Task prompt - Scan the data for "образования" and copy the lines it appears in.

(Dataset items)
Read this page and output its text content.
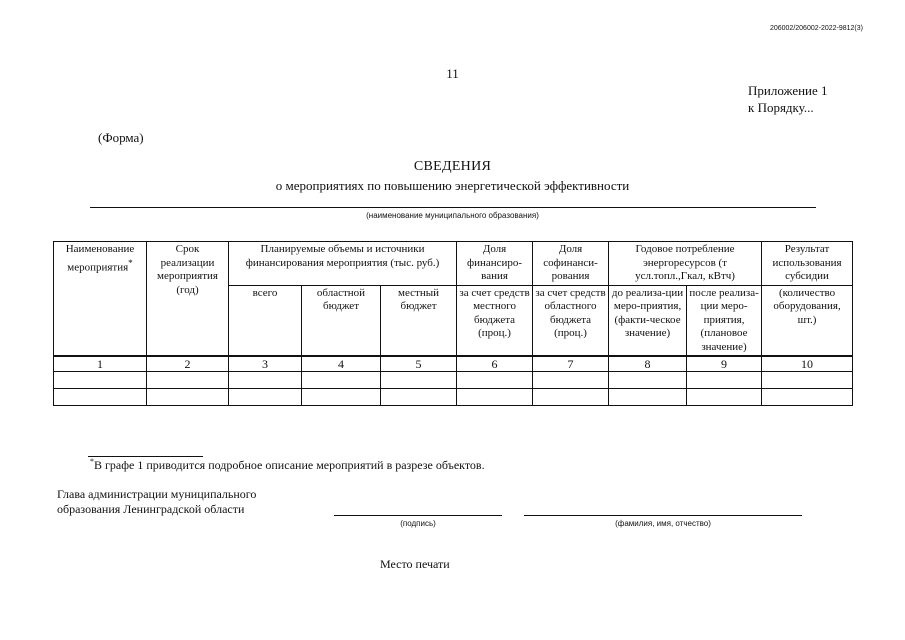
206002/206002-2022-9812(3)
11
Приложение 1
к Порядку...
(Форма)
СВЕДЕНИЯ
о мероприятиях по повышению энергетической эффективности
(наименование муниципального образования)
Наименование мероприятия*	Срок реализации мероприятия (год)	Планируемые объемы и источники финансирования мероприятия (тыс. руб.)			Доля финансиро-вания	Доля софинанси-рования	Годовое потребление энергоресурсов (т усл.топл.,Гкал, кВтч)		Результат использования субсидии
		всего	областной бюджет	местный бюджет	за счет средств местного бюджета (проц.)	за счет средств областного бюджета (проц.)	до реализа-ции меро-приятия, (факти-ческое значение)	после реализа-ции меро-приятия, (плановое значение)	(количество оборудования, шт.)
1	2	3	4	5	6	7	8	9	10

*В графе 1 приводится подробное описание мероприятий в разрезе объектов.
Глава администрации муниципального
образования Ленинградской области
(подпись)	(фамилия, имя, отчество)
Место печати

Solution -
(наименование муниципального образования)
образования Ленинградской области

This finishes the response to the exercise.